### Extracted information

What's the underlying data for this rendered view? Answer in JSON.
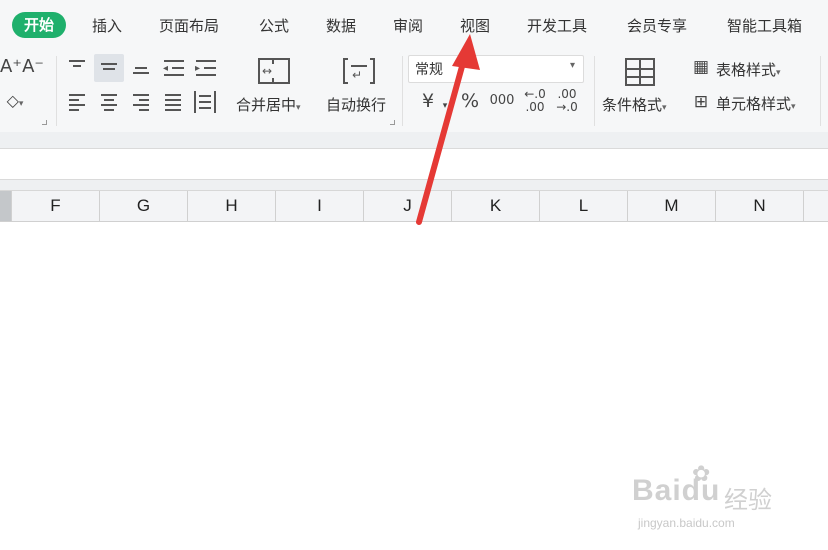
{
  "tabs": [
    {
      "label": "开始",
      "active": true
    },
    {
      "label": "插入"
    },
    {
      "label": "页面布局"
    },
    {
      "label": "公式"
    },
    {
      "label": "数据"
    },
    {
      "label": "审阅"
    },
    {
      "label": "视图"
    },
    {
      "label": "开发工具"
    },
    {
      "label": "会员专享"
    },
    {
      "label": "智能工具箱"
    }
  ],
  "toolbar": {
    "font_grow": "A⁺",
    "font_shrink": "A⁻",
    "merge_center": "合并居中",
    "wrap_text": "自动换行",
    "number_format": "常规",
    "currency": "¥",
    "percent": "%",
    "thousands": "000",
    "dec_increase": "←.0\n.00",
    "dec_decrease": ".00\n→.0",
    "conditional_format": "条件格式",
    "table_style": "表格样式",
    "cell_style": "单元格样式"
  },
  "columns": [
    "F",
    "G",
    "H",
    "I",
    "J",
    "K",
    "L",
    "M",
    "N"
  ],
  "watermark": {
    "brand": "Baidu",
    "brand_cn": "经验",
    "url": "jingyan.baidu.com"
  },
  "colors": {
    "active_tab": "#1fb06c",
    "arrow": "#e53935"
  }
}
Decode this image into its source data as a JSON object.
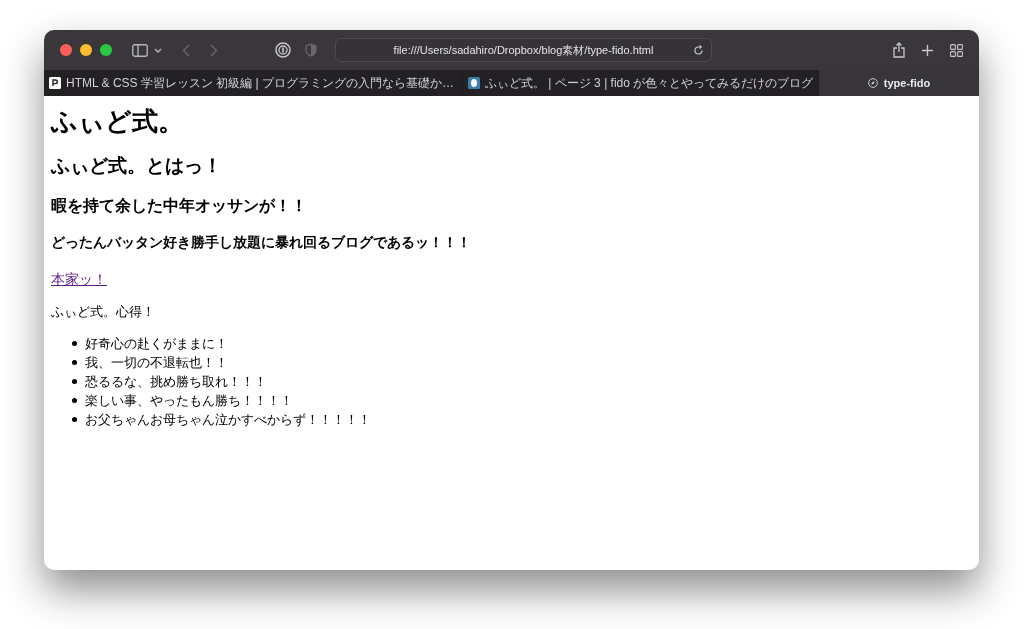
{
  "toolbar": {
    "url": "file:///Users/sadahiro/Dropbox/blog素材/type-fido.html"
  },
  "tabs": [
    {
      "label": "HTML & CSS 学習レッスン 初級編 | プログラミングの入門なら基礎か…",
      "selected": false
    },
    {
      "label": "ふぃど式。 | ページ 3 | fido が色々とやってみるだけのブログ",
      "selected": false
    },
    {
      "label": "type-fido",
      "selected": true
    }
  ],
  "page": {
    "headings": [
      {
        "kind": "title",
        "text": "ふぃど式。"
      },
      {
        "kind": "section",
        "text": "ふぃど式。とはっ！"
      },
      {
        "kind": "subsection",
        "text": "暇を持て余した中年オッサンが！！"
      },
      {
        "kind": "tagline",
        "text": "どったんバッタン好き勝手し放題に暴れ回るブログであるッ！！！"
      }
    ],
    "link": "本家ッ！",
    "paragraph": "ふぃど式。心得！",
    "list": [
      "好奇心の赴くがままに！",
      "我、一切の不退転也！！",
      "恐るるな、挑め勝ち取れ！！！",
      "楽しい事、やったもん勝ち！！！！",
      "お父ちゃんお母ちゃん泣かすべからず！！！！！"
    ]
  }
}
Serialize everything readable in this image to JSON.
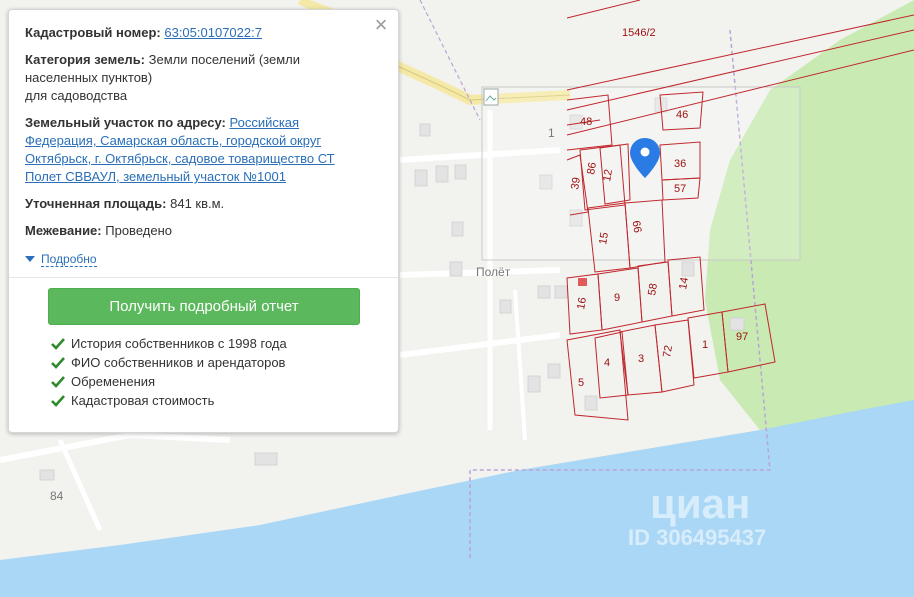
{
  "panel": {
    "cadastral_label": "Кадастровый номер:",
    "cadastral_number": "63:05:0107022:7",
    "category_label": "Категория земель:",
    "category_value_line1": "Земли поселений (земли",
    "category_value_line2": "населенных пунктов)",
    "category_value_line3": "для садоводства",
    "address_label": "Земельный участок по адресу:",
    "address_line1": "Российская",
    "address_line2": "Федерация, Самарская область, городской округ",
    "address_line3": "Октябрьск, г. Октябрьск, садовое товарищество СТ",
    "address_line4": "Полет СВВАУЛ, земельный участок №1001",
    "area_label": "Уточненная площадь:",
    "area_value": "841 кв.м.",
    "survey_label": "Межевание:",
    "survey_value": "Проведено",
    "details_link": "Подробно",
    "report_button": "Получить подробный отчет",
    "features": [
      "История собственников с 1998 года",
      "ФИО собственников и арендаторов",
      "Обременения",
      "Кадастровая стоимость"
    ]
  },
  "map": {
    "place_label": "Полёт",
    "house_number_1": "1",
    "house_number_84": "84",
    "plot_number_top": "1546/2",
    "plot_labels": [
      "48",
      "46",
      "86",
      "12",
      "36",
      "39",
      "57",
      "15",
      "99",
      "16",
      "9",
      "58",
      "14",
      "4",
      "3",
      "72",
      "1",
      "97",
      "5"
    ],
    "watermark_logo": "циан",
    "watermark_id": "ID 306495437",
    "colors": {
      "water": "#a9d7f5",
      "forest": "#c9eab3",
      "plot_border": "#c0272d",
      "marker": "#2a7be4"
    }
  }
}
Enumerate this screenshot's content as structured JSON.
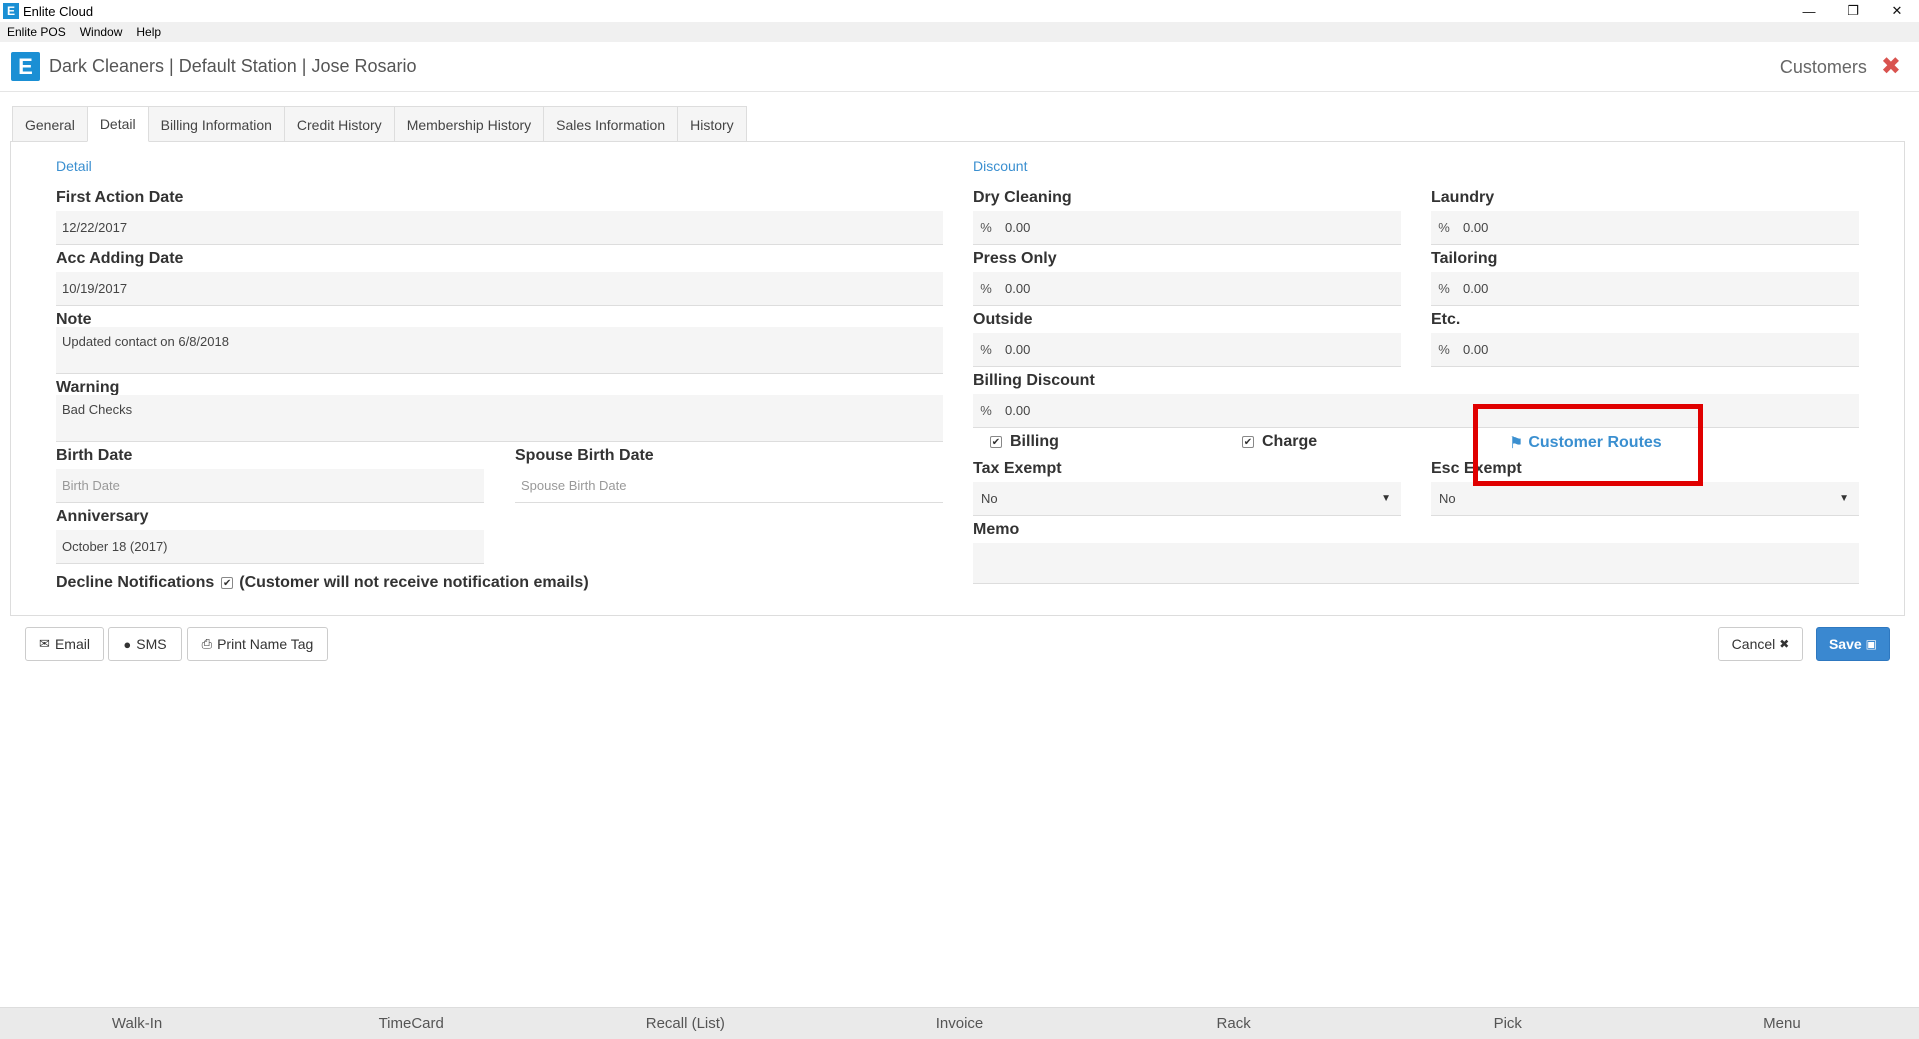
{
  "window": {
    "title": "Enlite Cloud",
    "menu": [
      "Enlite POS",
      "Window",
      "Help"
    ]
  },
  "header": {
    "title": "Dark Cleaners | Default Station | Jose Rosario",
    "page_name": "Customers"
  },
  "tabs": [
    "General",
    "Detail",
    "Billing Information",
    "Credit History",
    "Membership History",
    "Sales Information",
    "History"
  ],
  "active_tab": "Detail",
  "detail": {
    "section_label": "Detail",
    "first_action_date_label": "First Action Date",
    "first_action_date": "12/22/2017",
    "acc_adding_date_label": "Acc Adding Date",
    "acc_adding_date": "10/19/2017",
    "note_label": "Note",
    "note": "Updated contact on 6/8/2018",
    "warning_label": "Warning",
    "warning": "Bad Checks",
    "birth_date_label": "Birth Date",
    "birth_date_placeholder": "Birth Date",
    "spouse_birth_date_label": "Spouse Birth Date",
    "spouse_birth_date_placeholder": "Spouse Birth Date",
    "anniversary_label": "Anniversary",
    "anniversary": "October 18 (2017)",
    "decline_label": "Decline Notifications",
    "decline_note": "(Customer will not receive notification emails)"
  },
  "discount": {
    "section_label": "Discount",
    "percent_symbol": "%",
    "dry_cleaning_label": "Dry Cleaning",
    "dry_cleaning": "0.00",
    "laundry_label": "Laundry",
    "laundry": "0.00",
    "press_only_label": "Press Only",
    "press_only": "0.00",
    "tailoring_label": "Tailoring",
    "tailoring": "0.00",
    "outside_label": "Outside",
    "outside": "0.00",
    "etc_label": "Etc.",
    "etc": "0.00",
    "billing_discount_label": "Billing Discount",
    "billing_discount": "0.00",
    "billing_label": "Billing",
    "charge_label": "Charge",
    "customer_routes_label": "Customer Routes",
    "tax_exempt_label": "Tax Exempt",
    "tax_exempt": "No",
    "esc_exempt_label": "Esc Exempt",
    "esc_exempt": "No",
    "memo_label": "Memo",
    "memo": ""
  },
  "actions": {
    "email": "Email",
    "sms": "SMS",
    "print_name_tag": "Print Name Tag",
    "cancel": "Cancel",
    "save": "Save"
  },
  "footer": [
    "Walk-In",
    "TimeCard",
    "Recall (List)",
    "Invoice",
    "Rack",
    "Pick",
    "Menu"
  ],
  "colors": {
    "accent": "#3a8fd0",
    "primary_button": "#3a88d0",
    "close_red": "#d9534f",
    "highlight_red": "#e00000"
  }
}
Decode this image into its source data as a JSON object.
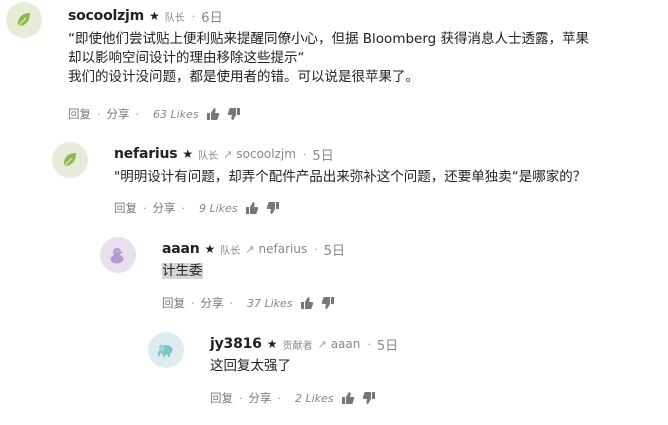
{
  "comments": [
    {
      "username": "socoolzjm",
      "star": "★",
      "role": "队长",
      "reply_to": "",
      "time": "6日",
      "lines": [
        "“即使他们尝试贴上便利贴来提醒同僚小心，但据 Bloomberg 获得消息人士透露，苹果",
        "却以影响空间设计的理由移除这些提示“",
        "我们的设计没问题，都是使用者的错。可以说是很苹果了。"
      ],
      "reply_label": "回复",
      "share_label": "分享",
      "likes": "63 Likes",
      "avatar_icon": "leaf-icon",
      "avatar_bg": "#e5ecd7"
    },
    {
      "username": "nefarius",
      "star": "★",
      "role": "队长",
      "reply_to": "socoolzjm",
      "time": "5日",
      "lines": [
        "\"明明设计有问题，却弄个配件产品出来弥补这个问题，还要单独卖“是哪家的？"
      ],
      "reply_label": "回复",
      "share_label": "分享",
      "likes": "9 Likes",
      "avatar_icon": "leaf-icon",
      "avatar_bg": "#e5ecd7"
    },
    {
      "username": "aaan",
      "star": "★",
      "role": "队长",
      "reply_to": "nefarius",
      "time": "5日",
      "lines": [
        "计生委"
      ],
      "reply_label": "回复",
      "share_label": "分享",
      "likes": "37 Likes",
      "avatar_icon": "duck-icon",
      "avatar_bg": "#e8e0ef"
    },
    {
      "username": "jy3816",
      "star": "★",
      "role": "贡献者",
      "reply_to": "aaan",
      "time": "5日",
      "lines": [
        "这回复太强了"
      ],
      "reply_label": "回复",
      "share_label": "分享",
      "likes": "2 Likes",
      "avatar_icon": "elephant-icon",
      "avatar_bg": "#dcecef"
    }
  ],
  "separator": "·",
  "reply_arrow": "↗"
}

### Short exercise
Locate all lines in the listing above with the word "type". Copy them.

### Exercise result
    "url": "file:///Users/sadahiro/Dropbox/blog素材/type-fido.html"
      "label": "type-fido",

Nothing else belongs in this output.